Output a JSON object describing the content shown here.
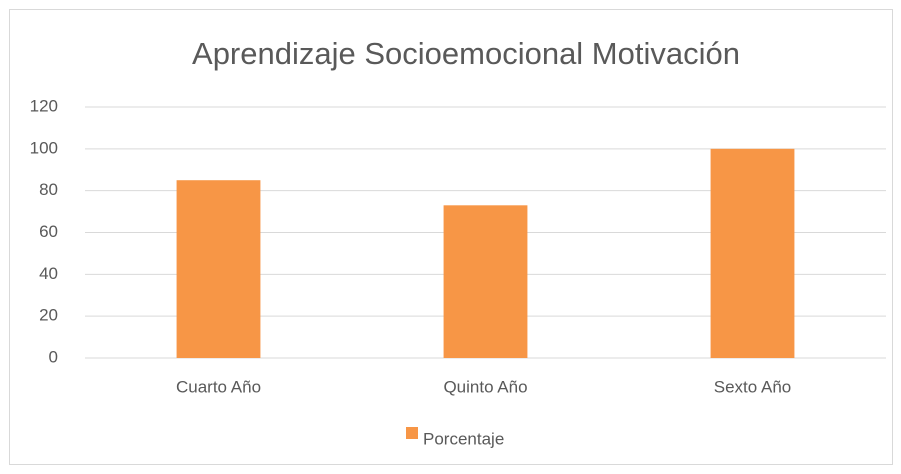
{
  "chart_data": {
    "type": "bar",
    "title": "Aprendizaje Socioemocional Motivación",
    "categories": [
      "Cuarto Año",
      "Quinto Año",
      "Sexto Año"
    ],
    "series": [
      {
        "name": "Porcentaje",
        "color": "#f79646",
        "values": [
          85,
          73,
          100
        ]
      }
    ],
    "ylim": [
      0,
      120
    ],
    "yticks": [
      0,
      20,
      40,
      60,
      80,
      100,
      120
    ],
    "grid": true,
    "legend": "bottom"
  }
}
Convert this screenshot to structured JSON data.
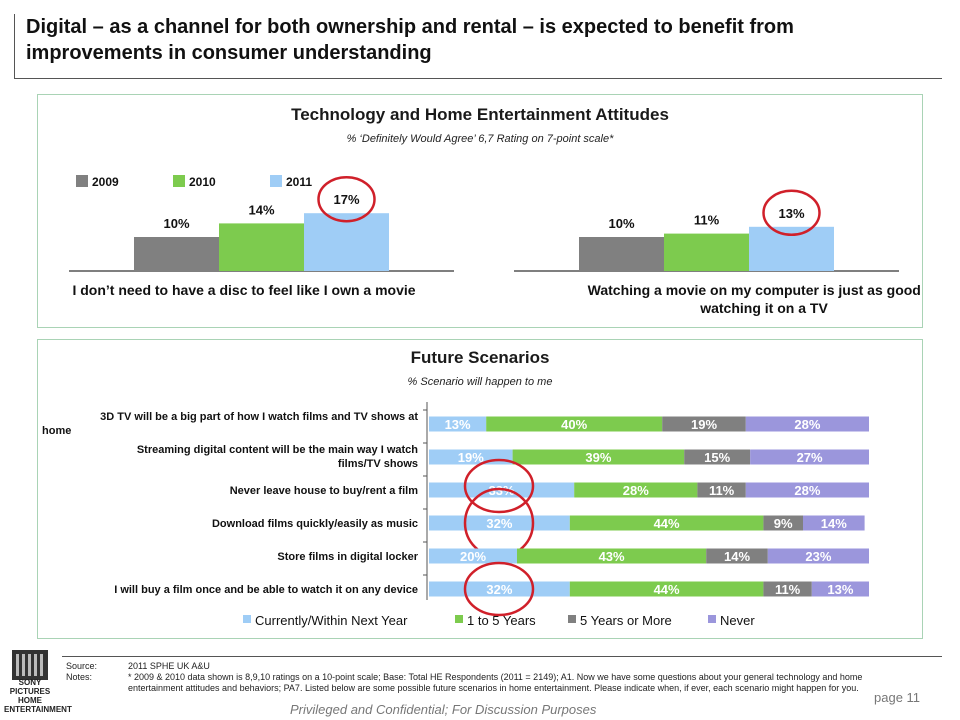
{
  "title": "Digital – as a channel for both ownership and rental – is expected to benefit from improvements in consumer understanding",
  "top_panel": {
    "title": "Technology and Home Entertainment Attitudes",
    "subtitle": "% ‘Definitely  Would Agree’ 6,7 Rating on 7-point scale*"
  },
  "bottom_panel": {
    "title": "Future Scenarios",
    "subtitle": "%  Scenario will happen to me"
  },
  "chart_data": [
    {
      "type": "bar",
      "title": "Technology and Home Entertainment Attitudes",
      "series": [
        {
          "name": "2009",
          "color": "#808080",
          "values": [
            10,
            10
          ]
        },
        {
          "name": "2010",
          "color": "#7dcb4e",
          "values": [
            14,
            11
          ]
        },
        {
          "name": "2011",
          "color": "#9fcdf6",
          "values": [
            17,
            13
          ]
        }
      ],
      "categories": [
        "I don’t need to have a disc to feel like I own a movie",
        "Watching a movie on my computer is just as good as watching it on a TV"
      ],
      "data_labels": [
        [
          "10%",
          "14%",
          "17%"
        ],
        [
          "10%",
          "11%",
          "13%"
        ]
      ],
      "highlighted": [
        "2011"
      ],
      "legend_position": "top-left"
    },
    {
      "type": "bar",
      "orientation": "horizontal",
      "stacked": true,
      "title": "Future Scenarios",
      "categories": [
        "3D TV will be a big part of how I watch films and TV shows at home",
        "Streaming digital content will be the main way I watch films/TV shows",
        "Never leave house to buy/rent a film",
        "Download films quickly/easily as music",
        "Store films in digital locker",
        "I will buy a film once and be able to watch it on any device"
      ],
      "series": [
        {
          "name": "Currently/Within Next Year",
          "color": "#9fcdf6",
          "values": [
            13,
            19,
            33,
            32,
            20,
            32
          ]
        },
        {
          "name": "1 to 5 Years",
          "color": "#7dcb4e",
          "values": [
            40,
            39,
            28,
            44,
            43,
            44
          ]
        },
        {
          "name": "5 Years or More",
          "color": "#808080",
          "values": [
            19,
            15,
            11,
            9,
            14,
            11
          ]
        },
        {
          "name": "Never",
          "color": "#9b96dc",
          "values": [
            28,
            27,
            28,
            14,
            23,
            13
          ]
        }
      ],
      "highlighted_rows": [
        2,
        3,
        5
      ],
      "legend_position": "bottom"
    }
  ],
  "footer": {
    "source_label": "Source:",
    "source_text": "2011 SPHE UK A&U",
    "notes_label": "Notes:",
    "notes_text": "* 2009 & 2010 data shown is 8,9,10 ratings on a 10-point scale; Base: Total HE Respondents (2011 = 2149); A1. Now we have some questions about your general technology and home entertainment attitudes and behaviors; PA7. Listed below are some possible future scenarios in home entertainment. Please indicate when, if ever, each scenario might happen for you.",
    "privileged": "Privileged and Confidential; For Discussion Purposes",
    "page": "page 11"
  },
  "logo": {
    "text": "SONY PICTURES HOME ENTERTAINMENT"
  }
}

###

**YOUR GOAL**
Select the lines in this material that hold the word "subtitle", leaving none out.

**TASK RESULT**
    "subtitle": "% ‘Definitely  Would Agree’ 6,7 Rating on 7-point scale*"
    "subtitle": "%  Scenario will happen to me"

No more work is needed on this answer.